◆ TASK DIRECTIONS: From first entry to last, give the listing again verbatim.

◆ DATASET CONTENT:
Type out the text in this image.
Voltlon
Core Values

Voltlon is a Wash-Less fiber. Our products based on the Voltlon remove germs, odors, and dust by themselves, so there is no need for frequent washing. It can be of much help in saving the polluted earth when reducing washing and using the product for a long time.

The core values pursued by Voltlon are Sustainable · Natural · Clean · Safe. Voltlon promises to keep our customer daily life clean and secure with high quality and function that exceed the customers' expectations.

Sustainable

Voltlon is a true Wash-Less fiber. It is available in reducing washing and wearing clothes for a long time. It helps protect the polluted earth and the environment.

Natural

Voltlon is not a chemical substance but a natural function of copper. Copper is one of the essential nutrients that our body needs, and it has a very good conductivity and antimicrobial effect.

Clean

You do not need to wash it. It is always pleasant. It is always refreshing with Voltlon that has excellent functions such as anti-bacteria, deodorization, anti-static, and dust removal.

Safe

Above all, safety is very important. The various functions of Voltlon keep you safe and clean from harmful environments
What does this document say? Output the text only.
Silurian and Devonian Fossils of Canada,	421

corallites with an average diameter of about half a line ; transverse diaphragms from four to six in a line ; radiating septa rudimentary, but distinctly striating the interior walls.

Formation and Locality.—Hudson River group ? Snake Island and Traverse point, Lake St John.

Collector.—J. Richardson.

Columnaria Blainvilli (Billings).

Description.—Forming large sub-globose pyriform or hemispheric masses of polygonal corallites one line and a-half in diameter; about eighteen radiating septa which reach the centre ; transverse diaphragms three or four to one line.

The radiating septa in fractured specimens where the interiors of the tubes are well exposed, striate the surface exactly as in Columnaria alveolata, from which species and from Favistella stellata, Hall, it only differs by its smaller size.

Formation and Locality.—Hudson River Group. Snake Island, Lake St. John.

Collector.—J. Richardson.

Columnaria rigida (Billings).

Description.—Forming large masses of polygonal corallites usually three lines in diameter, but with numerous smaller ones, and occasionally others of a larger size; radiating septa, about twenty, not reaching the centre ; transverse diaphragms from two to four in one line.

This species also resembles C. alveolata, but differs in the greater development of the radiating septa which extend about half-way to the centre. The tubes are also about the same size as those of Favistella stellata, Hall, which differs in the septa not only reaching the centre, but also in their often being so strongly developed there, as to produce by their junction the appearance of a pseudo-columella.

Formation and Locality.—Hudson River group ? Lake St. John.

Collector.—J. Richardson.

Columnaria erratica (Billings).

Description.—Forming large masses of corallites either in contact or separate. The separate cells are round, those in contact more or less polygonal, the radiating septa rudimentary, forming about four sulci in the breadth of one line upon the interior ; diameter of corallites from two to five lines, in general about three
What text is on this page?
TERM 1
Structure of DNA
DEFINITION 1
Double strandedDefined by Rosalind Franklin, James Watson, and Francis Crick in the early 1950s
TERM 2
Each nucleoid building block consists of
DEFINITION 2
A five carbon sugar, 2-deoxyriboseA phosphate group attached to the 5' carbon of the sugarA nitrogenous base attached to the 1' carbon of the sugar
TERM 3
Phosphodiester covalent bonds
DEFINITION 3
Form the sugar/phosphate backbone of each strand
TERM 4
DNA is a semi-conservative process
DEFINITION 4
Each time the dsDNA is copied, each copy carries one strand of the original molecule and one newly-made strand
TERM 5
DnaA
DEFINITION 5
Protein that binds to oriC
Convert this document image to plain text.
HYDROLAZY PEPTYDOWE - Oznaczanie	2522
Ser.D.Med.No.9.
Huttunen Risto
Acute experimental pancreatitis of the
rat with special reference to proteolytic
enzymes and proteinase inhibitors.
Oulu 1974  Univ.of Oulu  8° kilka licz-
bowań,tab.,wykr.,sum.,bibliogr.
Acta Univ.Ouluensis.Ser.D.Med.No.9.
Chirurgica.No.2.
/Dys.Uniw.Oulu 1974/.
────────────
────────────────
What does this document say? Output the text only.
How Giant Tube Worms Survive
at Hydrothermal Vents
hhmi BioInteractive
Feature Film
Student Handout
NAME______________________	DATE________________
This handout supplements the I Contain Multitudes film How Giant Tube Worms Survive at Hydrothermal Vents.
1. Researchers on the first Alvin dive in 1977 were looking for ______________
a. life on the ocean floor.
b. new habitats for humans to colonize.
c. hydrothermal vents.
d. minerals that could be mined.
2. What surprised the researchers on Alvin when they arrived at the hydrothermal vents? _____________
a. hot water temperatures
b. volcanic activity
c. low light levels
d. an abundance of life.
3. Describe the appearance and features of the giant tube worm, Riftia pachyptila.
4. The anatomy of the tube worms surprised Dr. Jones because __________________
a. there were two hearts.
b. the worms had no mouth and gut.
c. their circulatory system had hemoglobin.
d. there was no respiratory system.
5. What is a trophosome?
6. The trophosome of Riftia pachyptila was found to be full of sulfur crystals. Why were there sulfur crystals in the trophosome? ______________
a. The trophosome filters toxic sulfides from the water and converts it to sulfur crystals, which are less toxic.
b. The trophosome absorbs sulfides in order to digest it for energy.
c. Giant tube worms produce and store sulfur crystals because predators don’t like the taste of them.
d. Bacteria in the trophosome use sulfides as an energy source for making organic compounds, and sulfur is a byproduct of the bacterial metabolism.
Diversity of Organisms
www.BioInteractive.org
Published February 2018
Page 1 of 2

◆ SOLVED EXERCISE:
Type out the text in this image.
Voltlon
Core Values

Voltlon is a Wash-Less fiber. Our products based on the Voltlon remove germs, odors, and dust by themselves, so there is no need for frequent washing. It can be of much help in saving the polluted earth when reducing washing and using the product for a long time.

The core values pursued by Voltlon are Sustainable · Natural · Clean · Safe. Voltlon promises to keep our customer daily life clean and secure with high quality and function that exceed the customers' expectations.

Sustainable

Voltlon is a true Wash-Less fiber. It is available in reducing washing and wearing clothes for a long time. It helps protect the polluted earth and the environment.

Natural

Voltlon is not a chemical substance but a natural function of copper. Copper is one of the essential nutrients that our body needs, and it has a very good conductivity and antimicrobial effect.

Clean

You do not need to wash it. It is always pleasant. It is always refreshing with Voltlon that has excellent functions such as anti-bacteria, deodorization, anti-static, and dust removal.

Safe

Above all, safety is very important. The various functions of Voltlon keep you safe and clean from harmful environments
What does this document say? Output the text only.
Silurian and Devonian Fossils of Canada,	421

corallites with an average diameter of about half a line ; transverse diaphragms from four to six in a line ; radiating septa rudimentary, but distinctly striating the interior walls.

Formation and Locality.—Hudson River group ? Snake Island and Traverse point, Lake St John.

Collector.—J. Richardson.

Columnaria Blainvilli (Billings).

Description.—Forming large sub-globose pyriform or hemispheric masses of polygonal corallites one line and a-half in diameter; about eighteen radiating septa which reach the centre ; transverse diaphragms three or four to one line.

The radiating septa in fractured specimens where the interiors of the tubes are well exposed, striate the surface exactly as in Columnaria alveolata, from which species and from Favistella stellata, Hall, it only differs by its smaller size.

Formation and Locality.—Hudson River Group. Snake Island, Lake St. John.

Collector.—J. Richardson.

Columnaria rigida (Billings).

Description.—Forming large masses of polygonal corallites usually three lines in diameter, but with numerous smaller ones, and occasionally others of a larger size; radiating septa, about twenty, not reaching the centre ; transverse diaphragms from two to four in one line.

This species also resembles C. alveolata, but differs in the greater development of the radiating septa which extend about half-way to the centre. The tubes are also about the same size as those of Favistella stellata, Hall, which differs in the septa not only reaching the centre, but also in their often being so strongly developed there, as to produce by their junction the appearance of a pseudo-columella.

Formation and Locality.—Hudson River group ? Lake St. John.

Collector.—J. Richardson.

Columnaria erratica (Billings).

Description.—Forming large masses of corallites either in contact or separate. The separate cells are round, those in contact more or less polygonal, the radiating septa rudimentary, forming about four sulci in the breadth of one line upon the interior ; diameter of corallites from two to five lines, in general about three
What text is on this page?
TERM 1
Structure of DNA
DEFINITION 1
Double strandedDefined by Rosalind Franklin, James Watson, and Francis Crick in the early 1950s
TERM 2
Each nucleoid building block consists of
DEFINITION 2
A five carbon sugar, 2-deoxyriboseA phosphate group attached to the 5' carbon of the sugarA nitrogenous base attached to the 1' carbon of the sugar
TERM 3
Phosphodiester covalent bonds
DEFINITION 3
Form the sugar/phosphate backbone of each strand
TERM 4
DNA is a semi-conservative process
DEFINITION 4
Each time the dsDNA is copied, each copy carries one strand of the original molecule and one newly-made strand
TERM 5
DnaA
DEFINITION 5
Protein that binds to oriC
Convert this document image to plain text.
HYDROLAZY PEPTYDOWE - Oznaczanie	2522
Ser.D.Med.No.9.
Huttunen Risto
Acute experimental pancreatitis of the
rat with special reference to proteolytic
enzymes and proteinase inhibitors.
Oulu 1974  Univ.of Oulu  8° kilka licz-
bowań,tab.,wykr.,sum.,bibliogr.
Acta Univ.Ouluensis.Ser.D.Med.No.9.
Chirurgica.No.2.
/Dys.Uniw.Oulu 1974/.
────────────
────────────────
What does this document say? Output the text only.
How Giant Tube Worms Survive
at Hydrothermal Vents
hhmi BioInteractive
Feature Film
Student Handout
NAME______________________	DATE________________
This handout supplements the I Contain Multitudes film How Giant Tube Worms Survive at Hydrothermal Vents.
1. Researchers on the first Alvin dive in 1977 were looking for ______________
a. life on the ocean floor.
b. new habitats for humans to colonize.
c. hydrothermal vents.
d. minerals that could be mined.
2. What surprised the researchers on Alvin when they arrived at the hydrothermal vents? _____________
a. hot water temperatures
b. volcanic activity
c. low light levels
d. an abundance of life.
3. Describe the appearance and features of the giant tube worm, Riftia pachyptila.
4. The anatomy of the tube worms surprised Dr. Jones because __________________
a. there were two hearts.
b. the worms had no mouth and gut.
c. their circulatory system had hemoglobin.
d. there was no respiratory system.
5. What is a trophosome?
6. The trophosome of Riftia pachyptila was found to be full of sulfur crystals. Why were there sulfur crystals in the trophosome? ______________
a. The trophosome filters toxic sulfides from the water and converts it to sulfur crystals, which are less toxic.
b. The trophosome absorbs sulfides in order to digest it for energy.
c. Giant tube worms produce and store sulfur crystals because predators don’t like the taste of them.
d. Bacteria in the trophosome use sulfides as an energy source for making organic compounds, and sulfur is a byproduct of the bacterial metabolism.
Diversity of Organisms
www.BioInteractive.org
Published February 2018
Page 1 of 2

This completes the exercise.